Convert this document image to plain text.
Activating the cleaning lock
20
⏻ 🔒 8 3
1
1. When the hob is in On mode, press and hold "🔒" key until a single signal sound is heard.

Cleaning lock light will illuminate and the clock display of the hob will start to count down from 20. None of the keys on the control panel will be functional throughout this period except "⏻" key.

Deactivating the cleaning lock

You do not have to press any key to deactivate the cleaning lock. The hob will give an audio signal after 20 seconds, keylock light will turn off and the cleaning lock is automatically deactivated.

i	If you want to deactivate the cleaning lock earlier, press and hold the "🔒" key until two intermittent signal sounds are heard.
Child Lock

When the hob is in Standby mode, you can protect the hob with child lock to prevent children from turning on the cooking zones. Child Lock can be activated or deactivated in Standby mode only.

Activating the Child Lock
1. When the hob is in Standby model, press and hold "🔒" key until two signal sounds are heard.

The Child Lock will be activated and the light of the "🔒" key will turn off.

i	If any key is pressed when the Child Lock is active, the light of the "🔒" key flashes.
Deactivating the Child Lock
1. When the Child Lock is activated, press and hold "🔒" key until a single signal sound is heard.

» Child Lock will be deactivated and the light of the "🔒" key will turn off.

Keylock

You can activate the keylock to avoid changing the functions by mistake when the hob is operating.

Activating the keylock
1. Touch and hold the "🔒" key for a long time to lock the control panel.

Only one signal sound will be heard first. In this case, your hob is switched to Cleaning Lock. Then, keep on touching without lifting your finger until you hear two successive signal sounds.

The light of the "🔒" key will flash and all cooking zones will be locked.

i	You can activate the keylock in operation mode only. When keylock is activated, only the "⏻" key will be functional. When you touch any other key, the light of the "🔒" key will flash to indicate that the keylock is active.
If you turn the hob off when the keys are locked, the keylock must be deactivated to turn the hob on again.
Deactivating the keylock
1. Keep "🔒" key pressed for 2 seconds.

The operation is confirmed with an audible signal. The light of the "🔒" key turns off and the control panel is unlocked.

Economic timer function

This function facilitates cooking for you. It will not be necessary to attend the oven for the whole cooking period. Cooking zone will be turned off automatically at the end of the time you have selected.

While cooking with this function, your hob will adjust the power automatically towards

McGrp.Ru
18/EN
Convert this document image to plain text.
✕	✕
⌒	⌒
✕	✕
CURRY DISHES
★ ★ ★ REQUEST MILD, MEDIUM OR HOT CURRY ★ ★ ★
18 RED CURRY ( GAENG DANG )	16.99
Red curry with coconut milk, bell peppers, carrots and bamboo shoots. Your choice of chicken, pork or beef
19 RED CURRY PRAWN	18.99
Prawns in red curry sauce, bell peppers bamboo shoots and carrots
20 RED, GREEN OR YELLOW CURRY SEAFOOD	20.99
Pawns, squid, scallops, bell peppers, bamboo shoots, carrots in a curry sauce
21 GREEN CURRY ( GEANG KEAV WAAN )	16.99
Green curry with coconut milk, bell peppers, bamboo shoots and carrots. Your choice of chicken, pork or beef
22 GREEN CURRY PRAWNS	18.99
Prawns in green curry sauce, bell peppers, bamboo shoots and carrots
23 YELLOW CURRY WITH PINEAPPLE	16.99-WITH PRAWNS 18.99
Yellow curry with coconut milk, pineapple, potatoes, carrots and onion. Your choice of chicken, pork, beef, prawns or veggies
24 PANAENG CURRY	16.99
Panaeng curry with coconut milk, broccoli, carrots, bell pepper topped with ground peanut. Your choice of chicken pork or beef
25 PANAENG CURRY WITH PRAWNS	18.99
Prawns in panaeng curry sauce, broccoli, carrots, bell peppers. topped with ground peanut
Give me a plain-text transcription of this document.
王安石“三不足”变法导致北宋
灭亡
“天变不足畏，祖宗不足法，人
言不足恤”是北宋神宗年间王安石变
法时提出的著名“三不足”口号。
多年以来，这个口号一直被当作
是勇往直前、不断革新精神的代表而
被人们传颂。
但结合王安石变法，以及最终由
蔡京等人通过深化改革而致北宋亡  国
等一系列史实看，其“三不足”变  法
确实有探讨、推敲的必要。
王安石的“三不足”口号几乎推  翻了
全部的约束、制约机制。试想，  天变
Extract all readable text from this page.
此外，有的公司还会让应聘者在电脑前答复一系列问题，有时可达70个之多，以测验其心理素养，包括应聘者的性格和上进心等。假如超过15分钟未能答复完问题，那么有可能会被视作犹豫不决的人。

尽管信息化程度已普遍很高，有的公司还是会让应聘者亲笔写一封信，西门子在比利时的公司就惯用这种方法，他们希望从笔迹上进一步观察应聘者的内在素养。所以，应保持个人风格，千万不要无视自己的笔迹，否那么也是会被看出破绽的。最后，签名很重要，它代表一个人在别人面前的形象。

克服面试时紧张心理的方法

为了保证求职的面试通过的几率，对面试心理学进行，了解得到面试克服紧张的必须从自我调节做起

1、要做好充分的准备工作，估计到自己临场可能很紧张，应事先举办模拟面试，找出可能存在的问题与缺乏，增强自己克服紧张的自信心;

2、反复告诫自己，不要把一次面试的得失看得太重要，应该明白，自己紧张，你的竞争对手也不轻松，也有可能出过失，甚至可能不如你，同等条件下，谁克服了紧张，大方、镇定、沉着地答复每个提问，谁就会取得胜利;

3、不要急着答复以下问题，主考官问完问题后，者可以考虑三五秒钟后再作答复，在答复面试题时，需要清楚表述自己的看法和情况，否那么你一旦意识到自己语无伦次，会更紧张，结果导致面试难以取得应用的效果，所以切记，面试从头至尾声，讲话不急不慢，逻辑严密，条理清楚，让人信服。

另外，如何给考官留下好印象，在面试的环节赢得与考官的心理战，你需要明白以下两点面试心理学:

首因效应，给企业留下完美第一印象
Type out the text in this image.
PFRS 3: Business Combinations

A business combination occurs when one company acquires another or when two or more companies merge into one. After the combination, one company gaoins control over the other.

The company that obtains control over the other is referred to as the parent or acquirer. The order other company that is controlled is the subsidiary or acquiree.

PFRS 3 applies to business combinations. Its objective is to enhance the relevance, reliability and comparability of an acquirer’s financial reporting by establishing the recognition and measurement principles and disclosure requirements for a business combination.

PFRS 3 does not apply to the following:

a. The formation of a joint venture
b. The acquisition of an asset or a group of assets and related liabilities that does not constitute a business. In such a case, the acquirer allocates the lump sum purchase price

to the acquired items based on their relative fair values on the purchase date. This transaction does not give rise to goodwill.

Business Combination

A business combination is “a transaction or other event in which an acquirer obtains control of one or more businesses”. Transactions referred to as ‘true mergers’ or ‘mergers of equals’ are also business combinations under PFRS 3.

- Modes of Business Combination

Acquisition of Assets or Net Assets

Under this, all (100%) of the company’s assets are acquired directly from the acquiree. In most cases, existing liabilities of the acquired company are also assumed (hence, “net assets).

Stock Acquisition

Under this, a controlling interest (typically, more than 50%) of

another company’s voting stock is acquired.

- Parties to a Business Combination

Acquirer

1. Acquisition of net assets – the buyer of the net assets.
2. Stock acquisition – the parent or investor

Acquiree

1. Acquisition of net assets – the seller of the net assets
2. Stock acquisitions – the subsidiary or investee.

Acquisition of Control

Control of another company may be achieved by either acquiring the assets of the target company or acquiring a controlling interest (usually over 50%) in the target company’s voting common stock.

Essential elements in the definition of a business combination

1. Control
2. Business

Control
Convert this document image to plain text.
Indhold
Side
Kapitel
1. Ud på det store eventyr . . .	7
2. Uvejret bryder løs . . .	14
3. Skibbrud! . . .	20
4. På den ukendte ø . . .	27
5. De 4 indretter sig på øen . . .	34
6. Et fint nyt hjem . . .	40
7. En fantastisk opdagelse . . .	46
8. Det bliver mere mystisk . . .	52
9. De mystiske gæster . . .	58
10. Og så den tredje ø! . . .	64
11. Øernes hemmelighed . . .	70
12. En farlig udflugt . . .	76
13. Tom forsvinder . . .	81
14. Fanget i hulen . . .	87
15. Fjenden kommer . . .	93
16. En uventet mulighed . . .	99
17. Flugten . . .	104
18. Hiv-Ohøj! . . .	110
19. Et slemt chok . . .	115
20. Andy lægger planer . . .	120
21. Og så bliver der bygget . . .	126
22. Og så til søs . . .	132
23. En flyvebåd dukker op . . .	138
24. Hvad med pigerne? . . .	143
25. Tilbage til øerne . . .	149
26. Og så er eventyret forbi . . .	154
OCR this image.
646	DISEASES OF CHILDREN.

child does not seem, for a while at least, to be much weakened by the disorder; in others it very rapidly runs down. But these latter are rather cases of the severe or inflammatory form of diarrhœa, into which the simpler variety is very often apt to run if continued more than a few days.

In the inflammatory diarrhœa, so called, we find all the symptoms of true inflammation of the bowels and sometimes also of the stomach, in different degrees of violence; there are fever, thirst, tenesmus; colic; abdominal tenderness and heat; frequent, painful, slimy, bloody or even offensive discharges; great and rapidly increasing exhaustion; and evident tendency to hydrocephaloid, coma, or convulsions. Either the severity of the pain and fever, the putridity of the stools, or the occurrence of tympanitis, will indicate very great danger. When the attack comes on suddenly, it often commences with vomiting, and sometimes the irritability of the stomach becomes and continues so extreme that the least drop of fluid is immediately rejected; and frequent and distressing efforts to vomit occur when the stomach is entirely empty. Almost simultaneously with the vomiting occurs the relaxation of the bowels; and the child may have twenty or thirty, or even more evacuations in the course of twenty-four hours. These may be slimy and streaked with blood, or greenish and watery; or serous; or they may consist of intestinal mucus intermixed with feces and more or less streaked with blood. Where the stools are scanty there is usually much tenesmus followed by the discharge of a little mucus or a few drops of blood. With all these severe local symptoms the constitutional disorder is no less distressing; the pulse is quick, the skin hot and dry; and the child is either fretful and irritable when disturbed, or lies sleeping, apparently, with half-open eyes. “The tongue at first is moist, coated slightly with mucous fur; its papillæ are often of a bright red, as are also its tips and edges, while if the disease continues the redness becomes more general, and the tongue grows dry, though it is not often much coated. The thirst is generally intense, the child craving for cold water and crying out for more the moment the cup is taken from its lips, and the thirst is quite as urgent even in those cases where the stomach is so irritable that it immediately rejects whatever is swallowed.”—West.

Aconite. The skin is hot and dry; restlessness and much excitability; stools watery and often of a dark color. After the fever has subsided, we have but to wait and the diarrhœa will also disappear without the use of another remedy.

□ □ □ □

_Work to be completed_
Find how many lines of the material carry the string "voting". Only the number should be in the answer.

_Written answer_
2